TASK TO CARRY OUT:
Look below. Copy each line that has "Nein" in it.
## START RECORDS
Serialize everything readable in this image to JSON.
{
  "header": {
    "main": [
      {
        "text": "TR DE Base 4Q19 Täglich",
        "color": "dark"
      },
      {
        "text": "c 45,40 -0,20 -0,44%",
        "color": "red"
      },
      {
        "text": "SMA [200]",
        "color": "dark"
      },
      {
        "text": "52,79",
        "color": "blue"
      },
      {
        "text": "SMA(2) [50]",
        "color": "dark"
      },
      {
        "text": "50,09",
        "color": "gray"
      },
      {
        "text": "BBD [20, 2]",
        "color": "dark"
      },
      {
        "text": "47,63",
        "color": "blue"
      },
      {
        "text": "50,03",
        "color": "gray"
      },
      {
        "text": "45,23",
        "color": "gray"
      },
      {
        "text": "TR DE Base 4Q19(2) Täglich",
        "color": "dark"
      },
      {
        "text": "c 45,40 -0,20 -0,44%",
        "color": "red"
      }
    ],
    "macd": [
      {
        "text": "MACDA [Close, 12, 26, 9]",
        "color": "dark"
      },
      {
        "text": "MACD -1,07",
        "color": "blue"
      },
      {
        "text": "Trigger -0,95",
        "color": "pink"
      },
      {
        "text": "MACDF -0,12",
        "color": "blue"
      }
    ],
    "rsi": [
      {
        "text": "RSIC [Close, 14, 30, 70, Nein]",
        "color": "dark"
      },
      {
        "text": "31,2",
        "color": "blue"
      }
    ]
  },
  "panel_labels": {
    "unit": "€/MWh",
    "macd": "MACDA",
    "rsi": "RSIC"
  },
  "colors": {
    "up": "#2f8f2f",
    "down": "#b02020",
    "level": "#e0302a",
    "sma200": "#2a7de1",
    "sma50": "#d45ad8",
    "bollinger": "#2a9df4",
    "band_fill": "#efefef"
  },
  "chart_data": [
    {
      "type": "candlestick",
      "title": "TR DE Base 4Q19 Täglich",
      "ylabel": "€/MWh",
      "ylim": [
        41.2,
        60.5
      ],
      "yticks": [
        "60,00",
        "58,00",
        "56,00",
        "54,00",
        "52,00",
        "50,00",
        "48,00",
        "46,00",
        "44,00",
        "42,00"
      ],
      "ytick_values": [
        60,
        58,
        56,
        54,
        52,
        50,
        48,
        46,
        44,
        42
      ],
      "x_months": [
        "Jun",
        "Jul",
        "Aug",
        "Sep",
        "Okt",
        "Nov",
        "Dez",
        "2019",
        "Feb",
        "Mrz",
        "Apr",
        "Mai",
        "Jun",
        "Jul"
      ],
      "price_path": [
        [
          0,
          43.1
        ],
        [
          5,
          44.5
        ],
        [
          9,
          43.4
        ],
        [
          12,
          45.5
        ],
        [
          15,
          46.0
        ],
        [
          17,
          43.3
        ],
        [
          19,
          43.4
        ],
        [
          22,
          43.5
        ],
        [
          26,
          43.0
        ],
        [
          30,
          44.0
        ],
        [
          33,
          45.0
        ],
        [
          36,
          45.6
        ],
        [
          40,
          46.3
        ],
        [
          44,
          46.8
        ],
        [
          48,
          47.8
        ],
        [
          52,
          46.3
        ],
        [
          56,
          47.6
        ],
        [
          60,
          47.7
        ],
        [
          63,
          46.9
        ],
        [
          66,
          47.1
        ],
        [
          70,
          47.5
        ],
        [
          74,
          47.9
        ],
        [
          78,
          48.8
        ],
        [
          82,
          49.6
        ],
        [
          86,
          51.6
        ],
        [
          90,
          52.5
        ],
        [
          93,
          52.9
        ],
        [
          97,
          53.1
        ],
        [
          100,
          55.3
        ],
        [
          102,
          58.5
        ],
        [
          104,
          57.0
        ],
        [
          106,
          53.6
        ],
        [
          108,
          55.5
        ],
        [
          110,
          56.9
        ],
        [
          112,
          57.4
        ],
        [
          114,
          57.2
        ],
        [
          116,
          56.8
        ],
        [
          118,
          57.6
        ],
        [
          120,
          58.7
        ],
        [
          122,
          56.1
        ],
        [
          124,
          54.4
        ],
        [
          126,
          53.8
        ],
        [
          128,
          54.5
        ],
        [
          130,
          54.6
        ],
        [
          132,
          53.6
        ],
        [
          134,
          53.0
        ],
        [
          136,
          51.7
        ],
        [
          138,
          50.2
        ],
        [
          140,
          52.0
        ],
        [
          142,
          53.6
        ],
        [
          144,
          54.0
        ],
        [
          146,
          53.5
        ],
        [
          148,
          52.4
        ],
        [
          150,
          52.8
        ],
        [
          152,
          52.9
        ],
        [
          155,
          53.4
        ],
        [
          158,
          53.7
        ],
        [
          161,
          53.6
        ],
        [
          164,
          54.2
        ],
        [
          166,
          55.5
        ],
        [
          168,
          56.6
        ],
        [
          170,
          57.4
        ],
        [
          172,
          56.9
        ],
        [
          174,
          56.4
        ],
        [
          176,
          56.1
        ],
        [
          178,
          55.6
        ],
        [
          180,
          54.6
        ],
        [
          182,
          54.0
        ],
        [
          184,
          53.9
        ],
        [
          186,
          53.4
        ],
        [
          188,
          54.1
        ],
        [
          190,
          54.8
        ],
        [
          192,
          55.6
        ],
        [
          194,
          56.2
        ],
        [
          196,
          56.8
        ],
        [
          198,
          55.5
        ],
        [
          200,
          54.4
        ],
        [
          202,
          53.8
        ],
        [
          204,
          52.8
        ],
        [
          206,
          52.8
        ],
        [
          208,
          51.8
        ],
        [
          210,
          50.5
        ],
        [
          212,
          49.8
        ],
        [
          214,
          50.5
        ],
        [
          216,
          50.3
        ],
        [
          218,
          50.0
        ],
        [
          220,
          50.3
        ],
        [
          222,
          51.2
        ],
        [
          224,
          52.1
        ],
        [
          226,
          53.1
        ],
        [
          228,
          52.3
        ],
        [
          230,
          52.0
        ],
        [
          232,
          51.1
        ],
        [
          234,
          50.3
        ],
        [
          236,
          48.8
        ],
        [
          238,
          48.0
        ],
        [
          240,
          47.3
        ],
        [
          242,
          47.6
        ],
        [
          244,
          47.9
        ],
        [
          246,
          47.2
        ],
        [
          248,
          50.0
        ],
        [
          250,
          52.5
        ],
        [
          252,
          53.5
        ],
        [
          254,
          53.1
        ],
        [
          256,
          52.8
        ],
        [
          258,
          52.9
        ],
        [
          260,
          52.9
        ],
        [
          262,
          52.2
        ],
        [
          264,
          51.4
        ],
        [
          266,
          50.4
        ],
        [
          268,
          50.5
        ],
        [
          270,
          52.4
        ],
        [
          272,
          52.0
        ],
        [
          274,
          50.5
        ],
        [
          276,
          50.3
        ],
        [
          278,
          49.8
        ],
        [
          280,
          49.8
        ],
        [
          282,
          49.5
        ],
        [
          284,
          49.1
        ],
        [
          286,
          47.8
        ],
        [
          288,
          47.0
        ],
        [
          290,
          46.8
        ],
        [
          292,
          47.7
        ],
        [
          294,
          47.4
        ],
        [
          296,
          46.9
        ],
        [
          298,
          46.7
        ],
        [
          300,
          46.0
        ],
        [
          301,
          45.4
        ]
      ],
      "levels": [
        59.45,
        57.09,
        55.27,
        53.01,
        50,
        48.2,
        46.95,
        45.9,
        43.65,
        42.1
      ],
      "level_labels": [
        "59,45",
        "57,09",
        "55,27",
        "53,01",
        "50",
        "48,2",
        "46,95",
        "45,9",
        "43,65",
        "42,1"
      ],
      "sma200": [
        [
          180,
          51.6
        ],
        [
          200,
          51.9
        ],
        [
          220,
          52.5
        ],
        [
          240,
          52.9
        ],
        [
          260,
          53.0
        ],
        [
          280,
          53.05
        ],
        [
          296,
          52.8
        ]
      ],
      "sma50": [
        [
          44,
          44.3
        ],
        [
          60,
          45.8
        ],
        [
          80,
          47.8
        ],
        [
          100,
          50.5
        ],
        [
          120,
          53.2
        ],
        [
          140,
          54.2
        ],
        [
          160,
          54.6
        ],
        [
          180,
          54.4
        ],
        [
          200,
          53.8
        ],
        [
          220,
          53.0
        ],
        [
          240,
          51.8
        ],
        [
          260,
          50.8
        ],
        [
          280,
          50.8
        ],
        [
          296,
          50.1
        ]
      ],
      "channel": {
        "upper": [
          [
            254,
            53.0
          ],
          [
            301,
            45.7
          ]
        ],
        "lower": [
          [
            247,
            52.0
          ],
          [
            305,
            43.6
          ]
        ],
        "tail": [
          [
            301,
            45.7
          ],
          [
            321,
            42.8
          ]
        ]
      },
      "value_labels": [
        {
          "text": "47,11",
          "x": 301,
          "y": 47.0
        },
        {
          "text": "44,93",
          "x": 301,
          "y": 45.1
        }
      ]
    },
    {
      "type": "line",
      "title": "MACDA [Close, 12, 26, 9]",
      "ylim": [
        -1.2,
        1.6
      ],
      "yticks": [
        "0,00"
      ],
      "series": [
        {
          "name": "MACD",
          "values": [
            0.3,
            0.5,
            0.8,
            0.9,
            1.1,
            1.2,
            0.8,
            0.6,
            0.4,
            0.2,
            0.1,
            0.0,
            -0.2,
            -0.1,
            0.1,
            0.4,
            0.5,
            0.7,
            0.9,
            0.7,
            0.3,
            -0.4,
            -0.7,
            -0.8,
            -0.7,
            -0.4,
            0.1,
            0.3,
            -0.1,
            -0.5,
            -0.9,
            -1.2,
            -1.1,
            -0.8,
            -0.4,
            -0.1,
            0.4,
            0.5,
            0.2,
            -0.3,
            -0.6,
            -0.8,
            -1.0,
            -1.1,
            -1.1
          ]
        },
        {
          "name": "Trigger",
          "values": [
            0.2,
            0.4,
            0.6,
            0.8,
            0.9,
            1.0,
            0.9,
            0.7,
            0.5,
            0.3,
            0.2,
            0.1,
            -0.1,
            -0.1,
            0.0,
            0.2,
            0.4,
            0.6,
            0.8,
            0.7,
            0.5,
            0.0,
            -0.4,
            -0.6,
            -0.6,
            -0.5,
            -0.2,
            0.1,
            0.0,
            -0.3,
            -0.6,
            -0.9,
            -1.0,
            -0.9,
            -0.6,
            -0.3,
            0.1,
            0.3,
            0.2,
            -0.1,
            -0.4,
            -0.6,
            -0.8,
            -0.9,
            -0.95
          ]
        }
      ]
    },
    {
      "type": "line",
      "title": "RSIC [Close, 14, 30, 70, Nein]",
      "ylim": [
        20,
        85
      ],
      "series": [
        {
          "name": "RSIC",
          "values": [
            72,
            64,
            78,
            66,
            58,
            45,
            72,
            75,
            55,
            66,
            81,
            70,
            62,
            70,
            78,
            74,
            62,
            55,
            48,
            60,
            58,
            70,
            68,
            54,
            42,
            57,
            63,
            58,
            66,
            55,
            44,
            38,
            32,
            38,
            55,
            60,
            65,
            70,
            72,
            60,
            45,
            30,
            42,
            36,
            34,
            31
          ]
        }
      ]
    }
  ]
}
## END RECORDS
TASK OUTPUT:
        "text": "RSIC [Close, 14, 30, 70, Nein]",
      "title": "RSIC [Close, 14, 30, 70, Nein]",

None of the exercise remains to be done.